--- begin Material to process ---

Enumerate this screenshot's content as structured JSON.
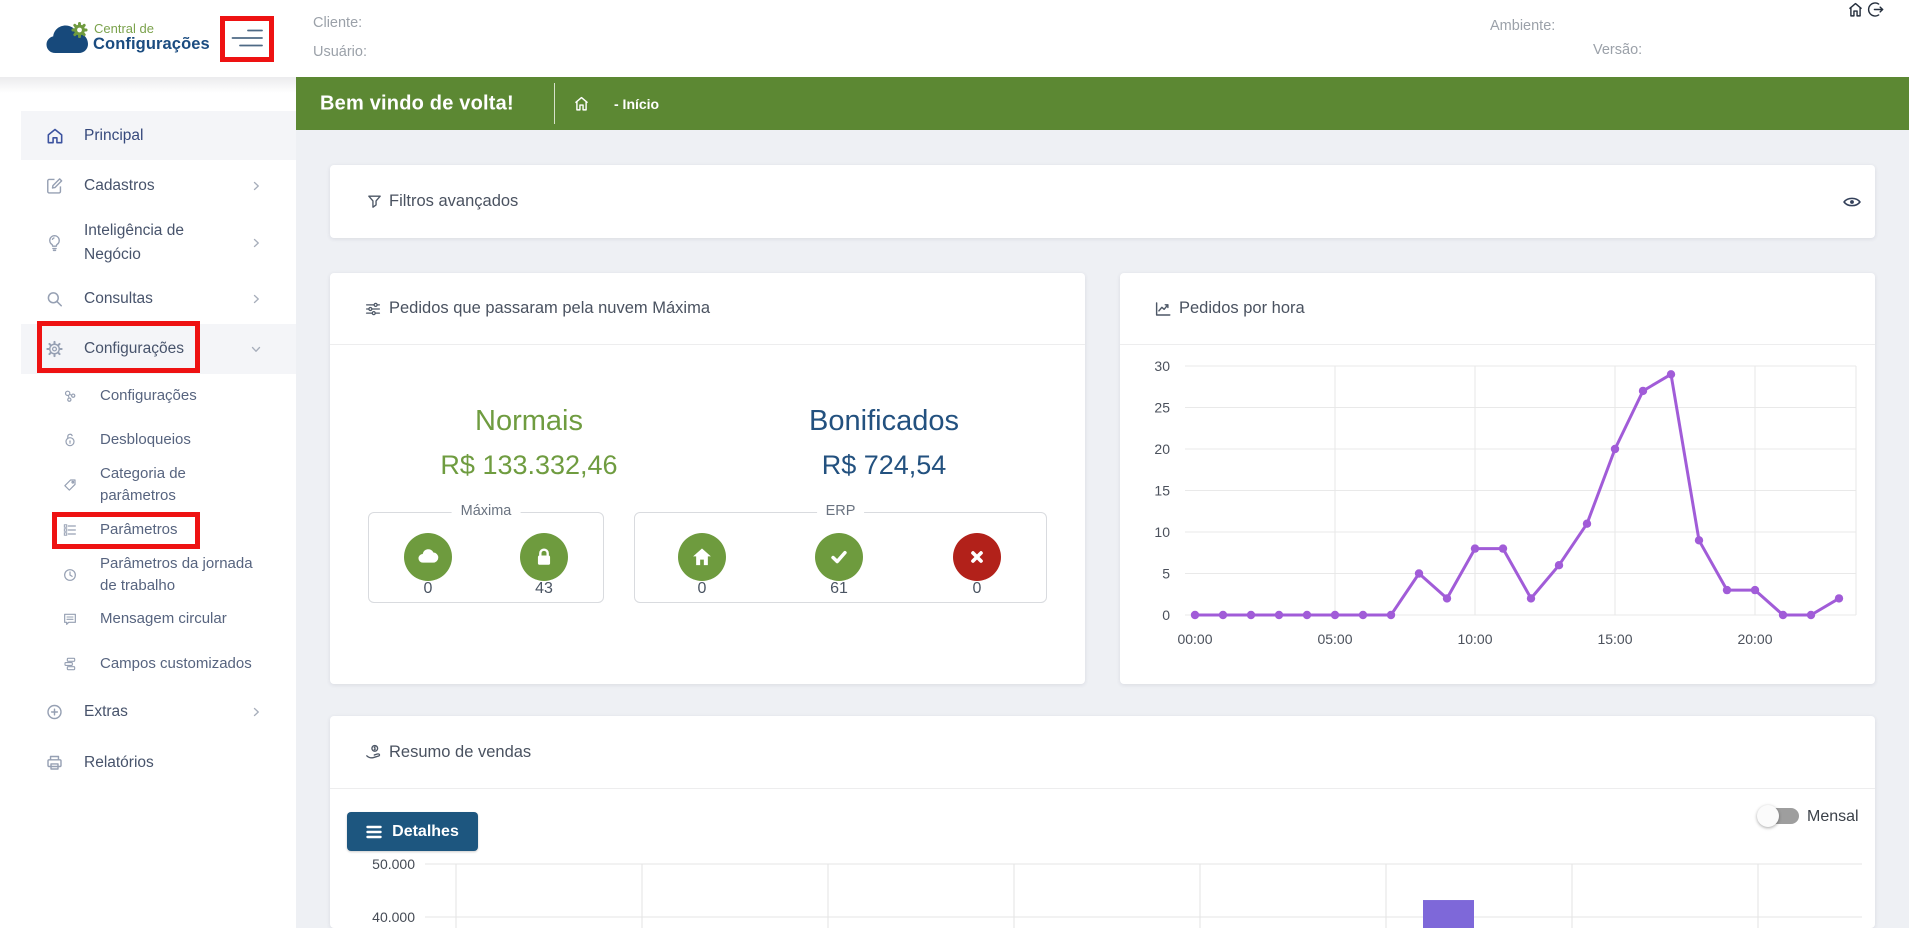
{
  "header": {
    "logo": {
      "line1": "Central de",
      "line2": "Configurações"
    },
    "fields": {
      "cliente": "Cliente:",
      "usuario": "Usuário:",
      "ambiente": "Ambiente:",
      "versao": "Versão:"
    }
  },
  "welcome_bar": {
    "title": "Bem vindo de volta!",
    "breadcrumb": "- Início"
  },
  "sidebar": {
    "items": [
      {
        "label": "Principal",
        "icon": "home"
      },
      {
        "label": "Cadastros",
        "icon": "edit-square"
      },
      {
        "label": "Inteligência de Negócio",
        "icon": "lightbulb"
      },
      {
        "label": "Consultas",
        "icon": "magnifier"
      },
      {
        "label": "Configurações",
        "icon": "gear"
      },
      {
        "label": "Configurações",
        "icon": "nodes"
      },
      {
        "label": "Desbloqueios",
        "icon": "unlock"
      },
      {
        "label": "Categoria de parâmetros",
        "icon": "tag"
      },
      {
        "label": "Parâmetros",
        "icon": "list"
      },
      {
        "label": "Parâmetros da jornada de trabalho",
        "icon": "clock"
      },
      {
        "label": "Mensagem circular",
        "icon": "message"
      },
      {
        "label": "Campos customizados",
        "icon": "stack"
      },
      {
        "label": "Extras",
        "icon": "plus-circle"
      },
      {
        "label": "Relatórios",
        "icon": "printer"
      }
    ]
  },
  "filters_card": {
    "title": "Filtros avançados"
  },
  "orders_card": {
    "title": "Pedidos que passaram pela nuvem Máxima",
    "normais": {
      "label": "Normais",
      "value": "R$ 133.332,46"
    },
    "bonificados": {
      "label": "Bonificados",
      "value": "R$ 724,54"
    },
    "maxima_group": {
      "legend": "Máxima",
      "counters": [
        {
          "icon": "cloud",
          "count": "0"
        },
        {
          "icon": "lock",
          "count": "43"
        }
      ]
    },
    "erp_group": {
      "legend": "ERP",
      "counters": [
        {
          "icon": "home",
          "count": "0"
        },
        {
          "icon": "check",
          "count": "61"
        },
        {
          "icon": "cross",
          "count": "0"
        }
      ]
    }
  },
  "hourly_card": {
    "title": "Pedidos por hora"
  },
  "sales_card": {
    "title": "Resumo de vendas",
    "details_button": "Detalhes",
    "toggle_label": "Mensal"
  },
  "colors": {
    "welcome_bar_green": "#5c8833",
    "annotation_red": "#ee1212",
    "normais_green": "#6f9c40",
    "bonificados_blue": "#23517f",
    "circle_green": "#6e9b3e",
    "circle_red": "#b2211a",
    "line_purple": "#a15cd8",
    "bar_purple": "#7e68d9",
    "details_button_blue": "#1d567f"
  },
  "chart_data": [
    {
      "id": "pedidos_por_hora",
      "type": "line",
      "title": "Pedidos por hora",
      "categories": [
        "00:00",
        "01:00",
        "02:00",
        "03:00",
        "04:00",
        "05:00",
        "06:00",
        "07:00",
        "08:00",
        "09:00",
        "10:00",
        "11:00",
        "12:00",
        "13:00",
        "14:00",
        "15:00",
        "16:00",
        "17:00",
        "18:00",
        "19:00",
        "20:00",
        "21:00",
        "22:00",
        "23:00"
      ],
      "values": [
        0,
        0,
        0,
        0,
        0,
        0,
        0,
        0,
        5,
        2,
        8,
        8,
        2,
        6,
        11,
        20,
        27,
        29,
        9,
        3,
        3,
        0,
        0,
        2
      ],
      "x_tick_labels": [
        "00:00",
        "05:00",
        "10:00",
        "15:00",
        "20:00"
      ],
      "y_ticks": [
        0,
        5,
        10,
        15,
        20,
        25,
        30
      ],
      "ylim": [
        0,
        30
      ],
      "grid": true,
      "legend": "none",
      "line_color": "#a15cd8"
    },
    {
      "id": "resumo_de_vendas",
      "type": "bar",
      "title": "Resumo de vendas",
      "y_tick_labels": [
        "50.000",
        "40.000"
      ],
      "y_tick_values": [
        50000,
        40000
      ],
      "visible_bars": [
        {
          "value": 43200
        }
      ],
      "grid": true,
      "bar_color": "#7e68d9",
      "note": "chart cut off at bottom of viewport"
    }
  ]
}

--- end Material to process ---
--- begin Material to process ---

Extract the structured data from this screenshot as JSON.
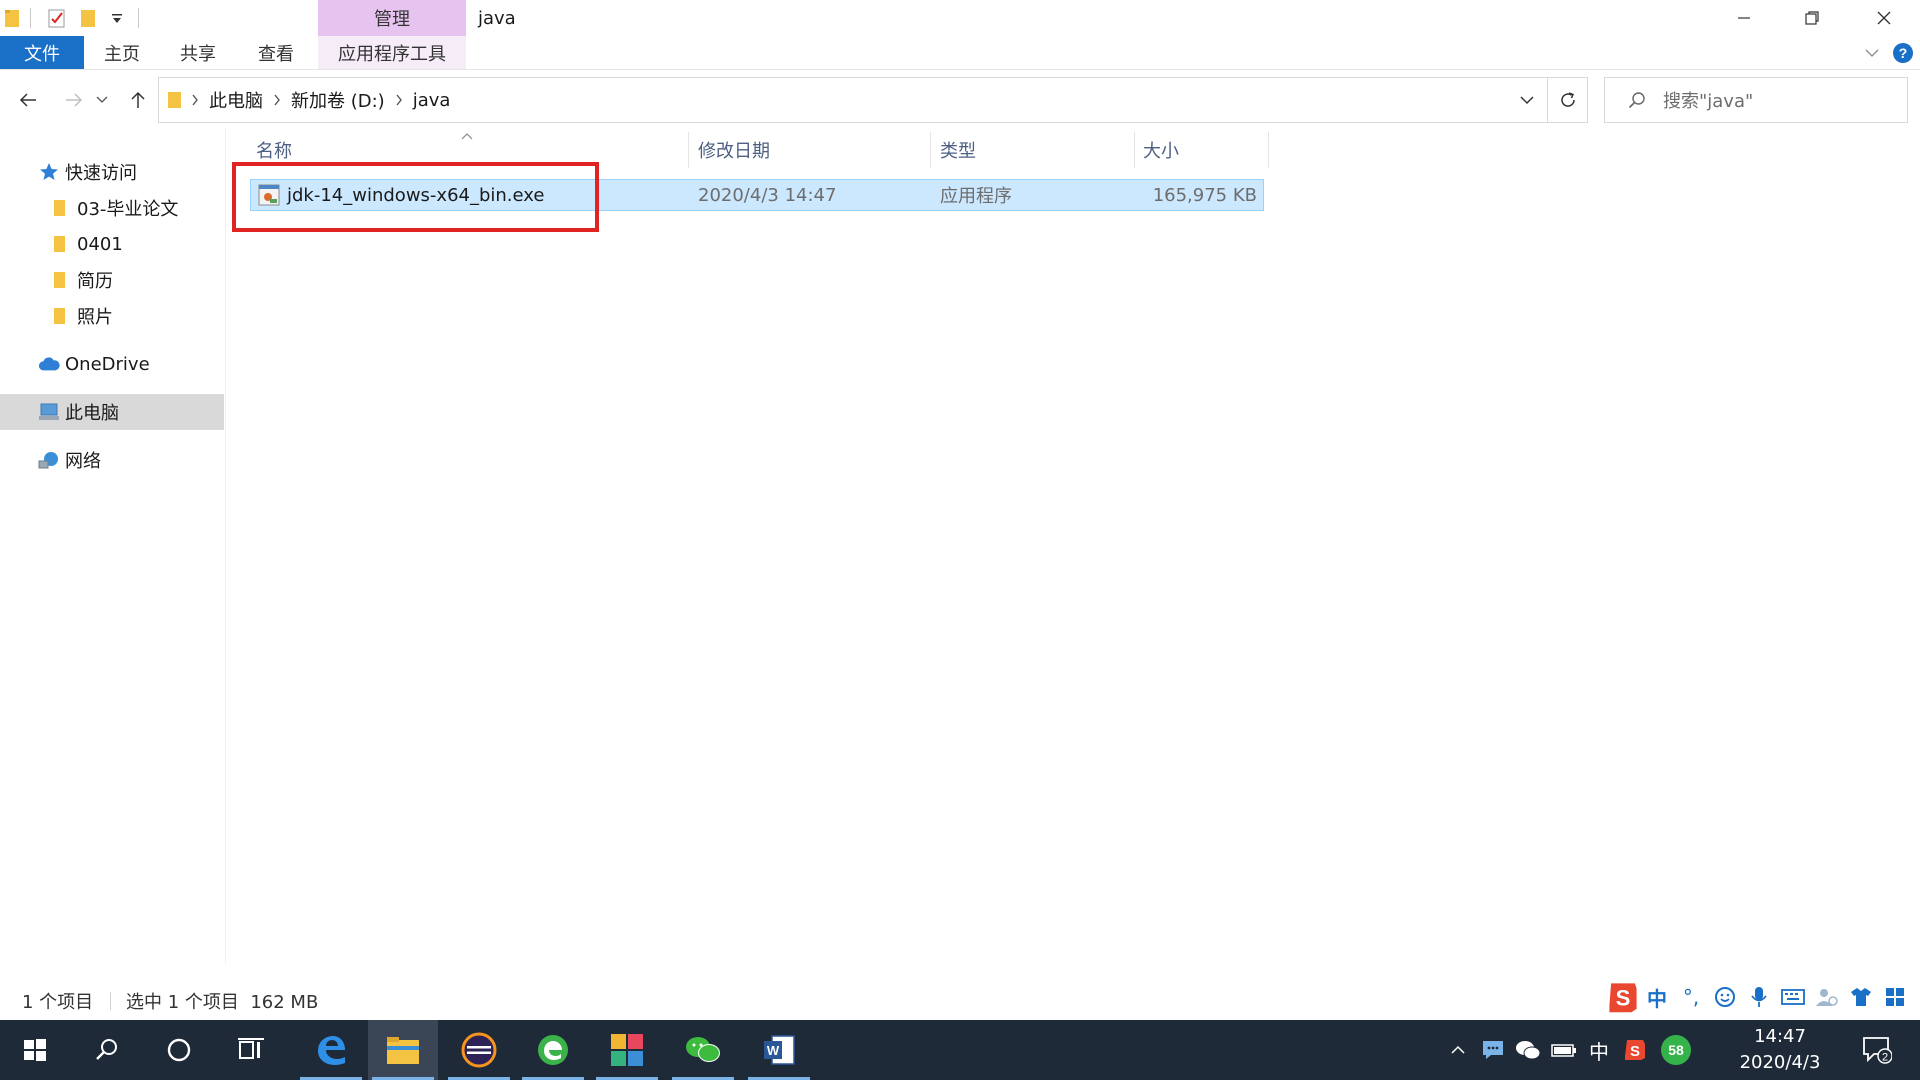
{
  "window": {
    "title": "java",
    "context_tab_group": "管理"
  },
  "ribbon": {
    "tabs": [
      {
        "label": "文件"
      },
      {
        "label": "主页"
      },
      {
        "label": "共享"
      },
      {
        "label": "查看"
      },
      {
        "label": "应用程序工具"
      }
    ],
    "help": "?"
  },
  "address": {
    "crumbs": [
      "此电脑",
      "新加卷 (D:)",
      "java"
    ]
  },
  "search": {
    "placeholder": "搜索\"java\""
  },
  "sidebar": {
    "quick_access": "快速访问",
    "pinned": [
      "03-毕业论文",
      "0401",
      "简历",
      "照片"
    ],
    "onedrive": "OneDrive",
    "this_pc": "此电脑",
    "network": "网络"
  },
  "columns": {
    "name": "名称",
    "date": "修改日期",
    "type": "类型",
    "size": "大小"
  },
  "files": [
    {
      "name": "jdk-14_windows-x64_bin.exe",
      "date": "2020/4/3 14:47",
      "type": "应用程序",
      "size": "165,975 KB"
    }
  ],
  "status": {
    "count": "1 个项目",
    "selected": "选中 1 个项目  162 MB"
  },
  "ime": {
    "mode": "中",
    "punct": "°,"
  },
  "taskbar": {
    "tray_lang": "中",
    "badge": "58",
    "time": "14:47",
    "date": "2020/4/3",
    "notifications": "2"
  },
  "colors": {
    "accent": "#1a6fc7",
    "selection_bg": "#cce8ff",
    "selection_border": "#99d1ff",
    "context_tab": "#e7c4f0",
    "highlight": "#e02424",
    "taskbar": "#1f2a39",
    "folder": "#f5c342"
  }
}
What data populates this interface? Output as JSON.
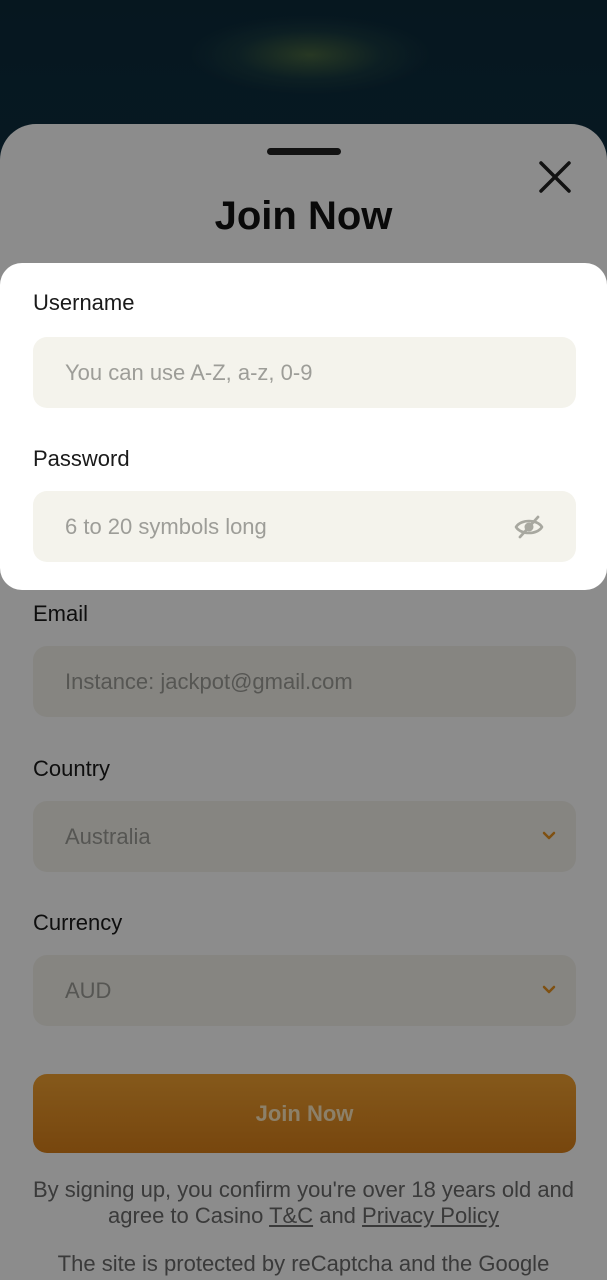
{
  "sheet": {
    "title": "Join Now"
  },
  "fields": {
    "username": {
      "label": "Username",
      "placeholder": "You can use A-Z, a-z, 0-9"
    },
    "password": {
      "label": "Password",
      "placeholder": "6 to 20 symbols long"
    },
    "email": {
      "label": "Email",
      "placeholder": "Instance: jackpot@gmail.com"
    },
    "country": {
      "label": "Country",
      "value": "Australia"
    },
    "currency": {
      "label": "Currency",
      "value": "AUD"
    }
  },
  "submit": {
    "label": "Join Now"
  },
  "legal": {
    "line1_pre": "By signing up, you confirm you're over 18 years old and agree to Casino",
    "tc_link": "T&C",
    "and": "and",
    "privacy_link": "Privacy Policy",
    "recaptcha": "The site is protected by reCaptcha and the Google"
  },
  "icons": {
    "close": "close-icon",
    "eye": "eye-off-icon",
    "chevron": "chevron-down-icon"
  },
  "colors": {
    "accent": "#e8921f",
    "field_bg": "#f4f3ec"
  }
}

--- end Material to process ---

§ **Instruction**: Look through the material above and work out how many of its lines contain "JSON". State the number only.

§ **Response to the task**: 3